### DATA SECTION

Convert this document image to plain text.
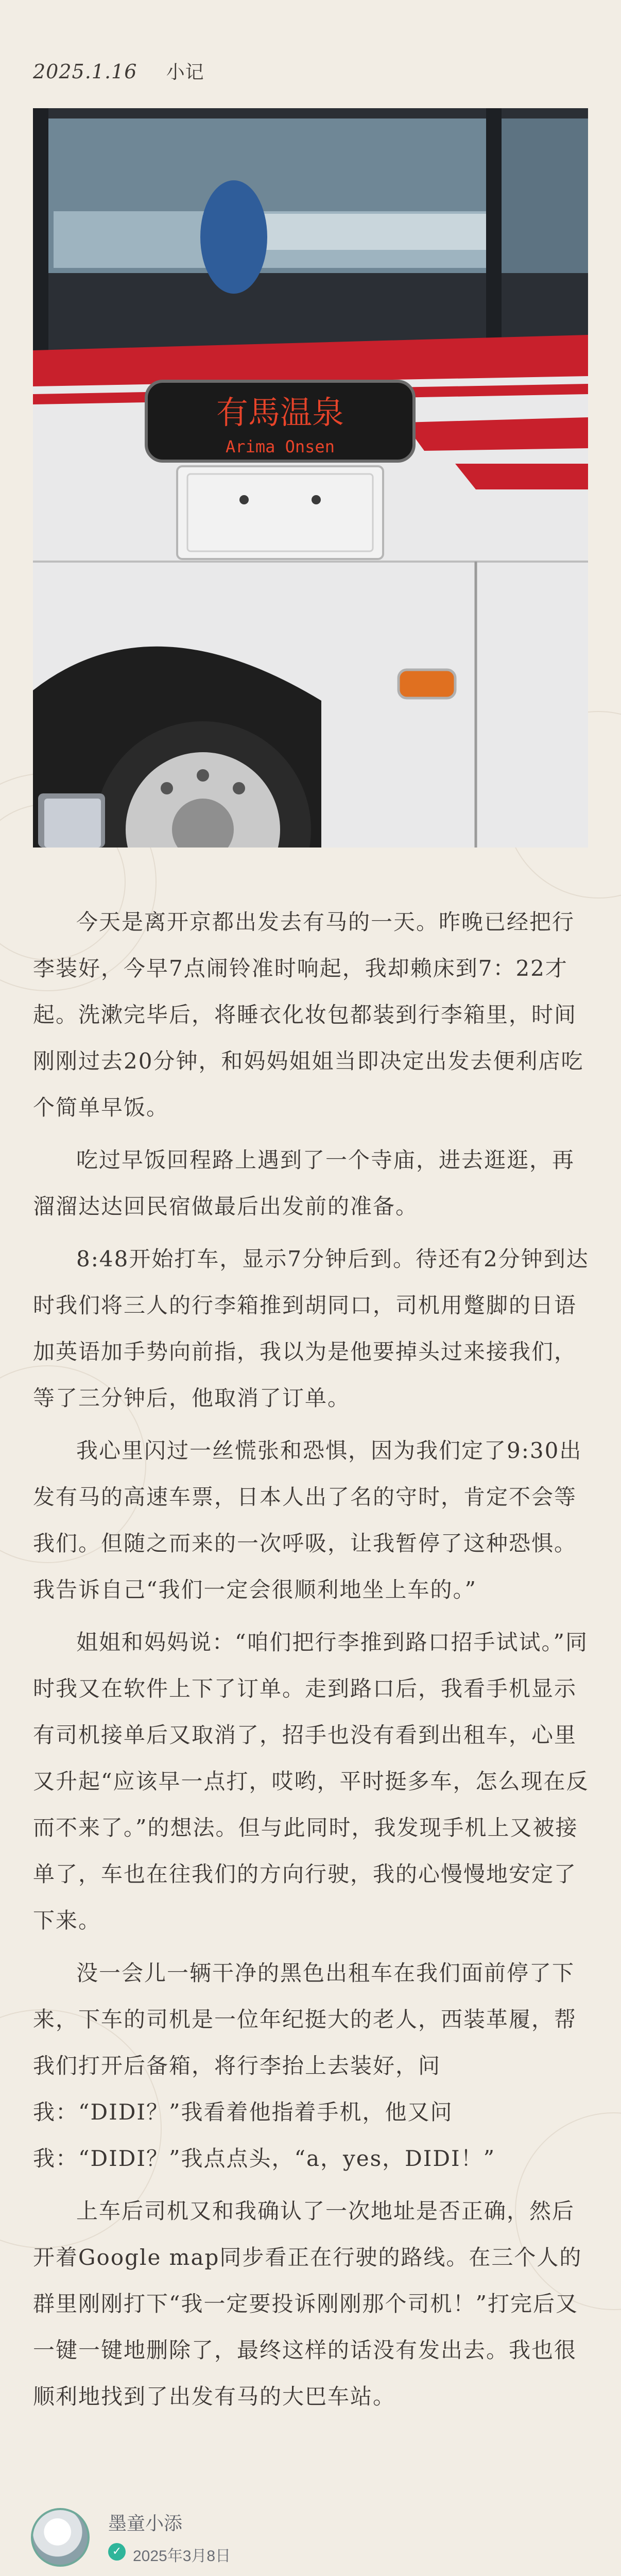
2025.1.16 小记
有馬温泉
Arima Onsen

今天是离开京都出发去有马的一天。昨晚已经把行李装好，今早7点闹铃准时响起，我却赖床到7：22才起。洗漱完毕后，将睡衣化妆包都装到行李箱里，时间刚刚过去20分钟，和妈妈姐姐当即决定出发去便利店吃个简单早饭。

吃过早饭回程路上遇到了一个寺庙，进去逛逛，再溜溜达达回民宿做最后出发前的准备。

8:48开始打车，显示7分钟后到。待还有2分钟到达时我们将三人的行李箱推到胡同口，司机用蹩脚的日语加英语加手势向前指，我以为是他要掉头过来接我们，等了三分钟后，他取消了订单。

我心里闪过一丝慌张和恐惧，因为我们定了9:30出发有马的高速车票，日本人出了名的守时，肯定不会等我们。但随之而来的一次呼吸，让我暂停了这种恐惧。我告诉自己“我们一定会很顺利地坐上车的。”

姐姐和妈妈说：“咱们把行李推到路口招手试试。”同时我又在软件上下了订单。走到路口后，我看手机显示有司机接单后又取消了，招手也没有看到出租车，心里又升起“应该早一点打，哎哟，平时挺多车，怎么现在反而不来了。”的想法。但与此同时，我发现手机上又被接单了，车也在往我们的方向行驶，我的心慢慢地安定了下来。

没一会儿一辆干净的黑色出租车在我们面前停了下来，下车的司机是一位年纪挺大的老人，西装革履，帮我们打开后备箱，将行李抬上去装好，问我：“DIDI？”我看着他指着手机，他又问我：“DIDI？”我点点头，“a，yes，DIDI！”

上车后司机又和我确认了一次地址是否正确，然后开着Google map同步看正在行驶的路线。在三个人的群里刚刚打下“我一定要投诉刚刚那个司机！”打完后又一键一键地删除了，最终这样的话没有发出去。我也很顺利地找到了出发有马的大巴车站。

墨童小添
✓ 2025年3月8日
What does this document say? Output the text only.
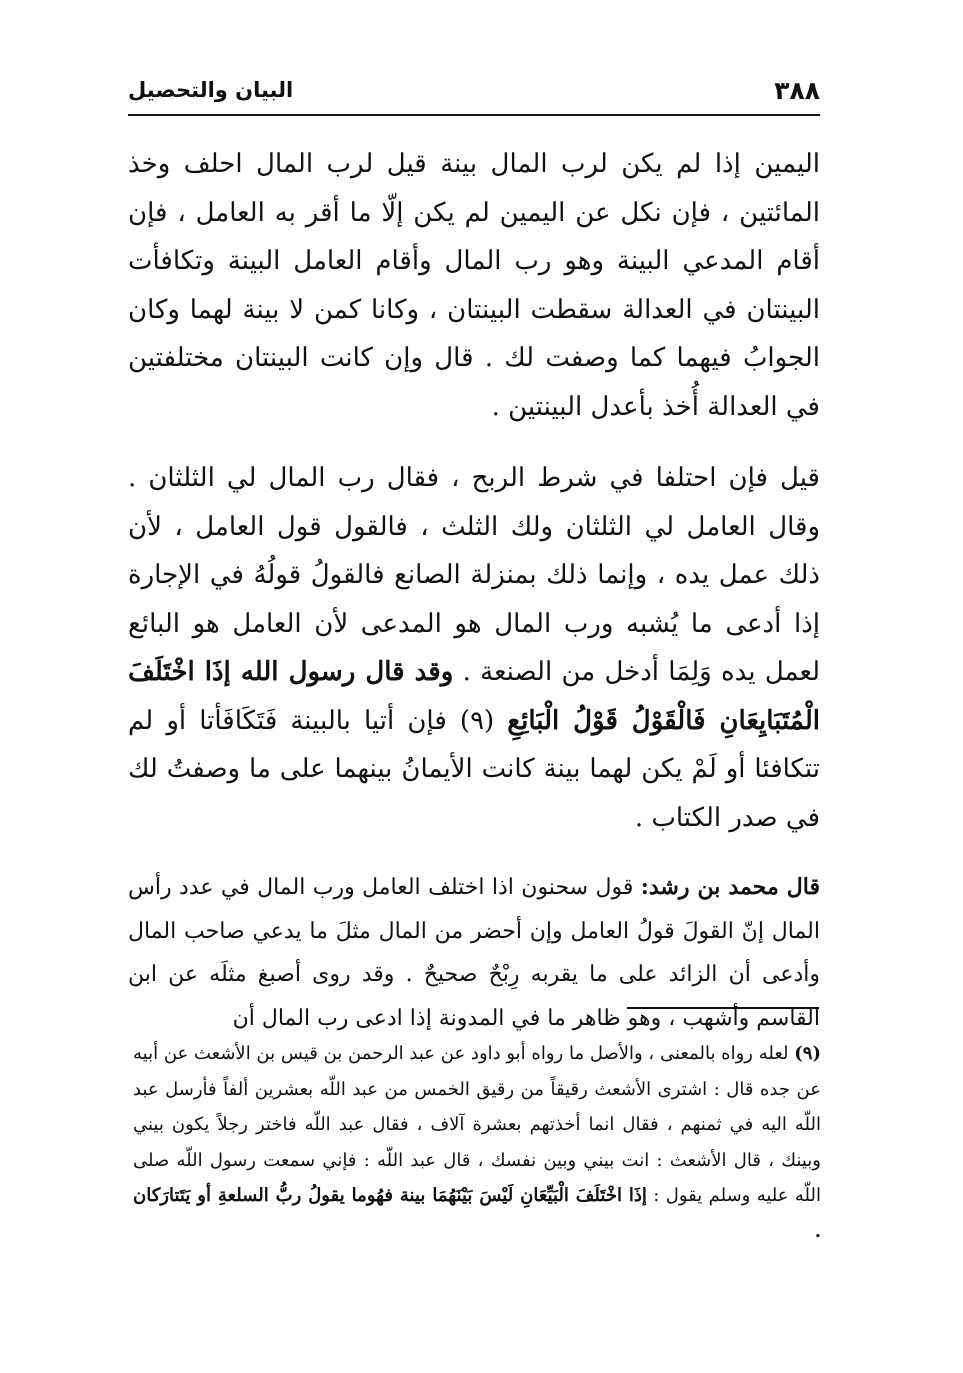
٣٨٨
البيان والتحصيل

اليمين إذا لم يكن لرب المال بينة قيل لرب المال احلف وخذ المائتين ، فإن نكل عن اليمين لم يكن إلّا ما أقر به العامل ، فإن أقام المدعي البينة وهو رب المال وأقام العامل البينة وتكافأت البينتان في العدالة سقطت البينتان ، وكانا كمن لا بينة لهما وكان الجوابُ فيهما كما وصفت لك . قال وإن كانت البينتان مختلفتين في العدالة أُخذ بأعدل البينتين .

قيل فإن احتلفا في شرط الربح ، فقال رب المال لي الثلثان . وقال العامل لي الثلثان ولك الثلث ، فالقول قول العامل ، لأن ذلك عمل يده ، وإنما ذلك بمنزلة الصانع فالقولُ قولُهُ في الإجارة إذا أدعى ما يُشبه ورب المال هو المدعى لأن العامل هو البائع لعمل يده وَلِمَا أدخل من الصنعة . وقد قال رسول الله إذَا اخْتَلَفَ الْمُتَبَايِعَانِ فَالْقَوْلُ قَوْلُ الْبَائِعِ (٩) فإن أتيا بالبينة فَتَكَافَأتا أو لم تتكافئا أو لَمْ يكن لهما بينة كانت الأيمانُ بينهما على ما وصفتُ لك في صدر الكتاب .

قال محمد بن رشد: قول سحنون اذا اختلف العامل ورب المال في عدد رأس المال إنّ القولَ قولُ العامل وإن أحضر من المال مثلَ ما يدعي صاحب المال وأدعى أن الزائد على ما يقربه رِبْحٌ صحيحٌ . وقد روى أصبغ مثلَه عن ابن القاسم وأشهب ، وهو ظاهر ما في المدونة إذا ادعى رب المال أن

(٩) لعله رواه بالمعنى ، والأصل ما رواه أبو داود عن عبد الرحمن بن قيس بن الأشعث عن أبيه عن جده قال : اشترى الأشعث رقيقاً من رقيق الخمس من عبد اللّه بعشرين ألفاً فأرسل عبد اللّه اليه في ثمنهم ، فقال انما أخذتهم بعشرة آلاف ، فقال عبد اللّه فاختر رجلاً يكون بيني وبينك ، قال الأشعث : انت بيني وبين نفسك ، قال عبد اللّه : فإني سمعت رسول اللّه صلى اللّه عليه وسلم يقول : إذَا اخْتَلَفَ الْبَيِّعَانِ لَيْسَ بَيْنَهُمَا بينة فهُوما يقولُ ربُّ السلعةِ أو يَتَتارَكان .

######

REQUEST:
Scan the material above. Return every line containing the string "document".

WRITTEN SOLUTION:
Convert this document image to plain text.
What does this document say? Output the text only.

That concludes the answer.